#### Directions:
Separate out the lines that hold "JSON".

#### Task data:
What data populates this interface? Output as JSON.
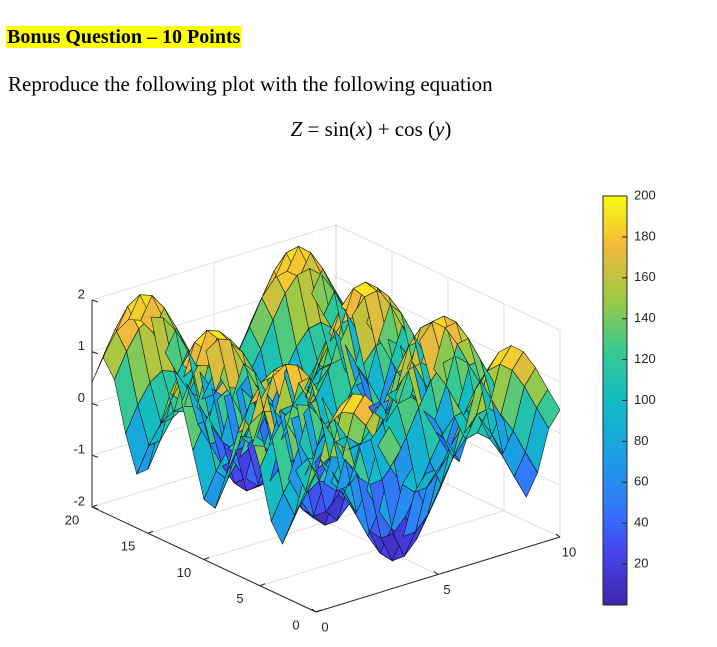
{
  "heading": "Bonus Question – 10 Points",
  "prompt": "Reproduce the following plot with the following equation",
  "equation": {
    "lhs": "Z",
    "eq": " = ",
    "sin": "sin(",
    "x": "x",
    "mid": ") + cos (",
    "y": "y",
    "close": ")"
  },
  "chart_data": {
    "type": "surface",
    "function": "sin(x) + cos(y)",
    "x_range": [
      0,
      10
    ],
    "y_range": [
      0,
      20
    ],
    "z_range": [
      -2,
      2
    ],
    "x_ticks": [
      "0",
      "5",
      "10"
    ],
    "y_ticks": [
      "0",
      "5",
      "10",
      "15",
      "20"
    ],
    "z_ticks": [
      "-2",
      "-1",
      "0",
      "1",
      "2"
    ],
    "colorbar": {
      "range": [
        0,
        200
      ],
      "ticks": [
        "20",
        "40",
        "60",
        "80",
        "100",
        "120",
        "140",
        "160",
        "180",
        "200"
      ],
      "colormap": "parula"
    },
    "grid": true,
    "colors": {
      "low": "#3e26a8",
      "mid": "#1fb4d6",
      "high": "#f9fb0e",
      "edge": "#000000"
    }
  }
}
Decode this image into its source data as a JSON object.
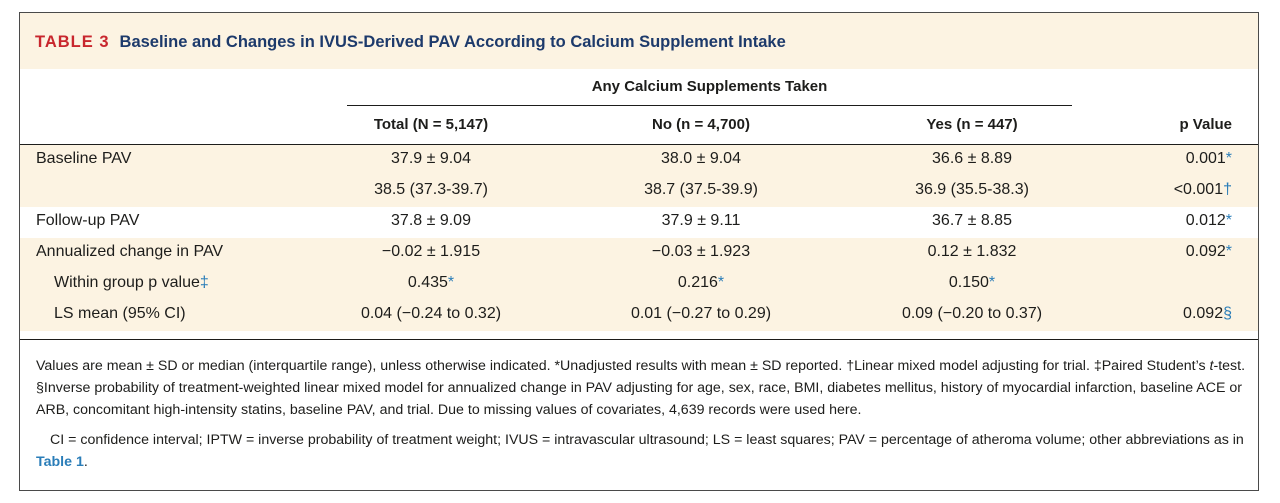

#### Completed exercise:
What data populates this interface? Output as JSON.
Decode this image into its source data as a JSON object.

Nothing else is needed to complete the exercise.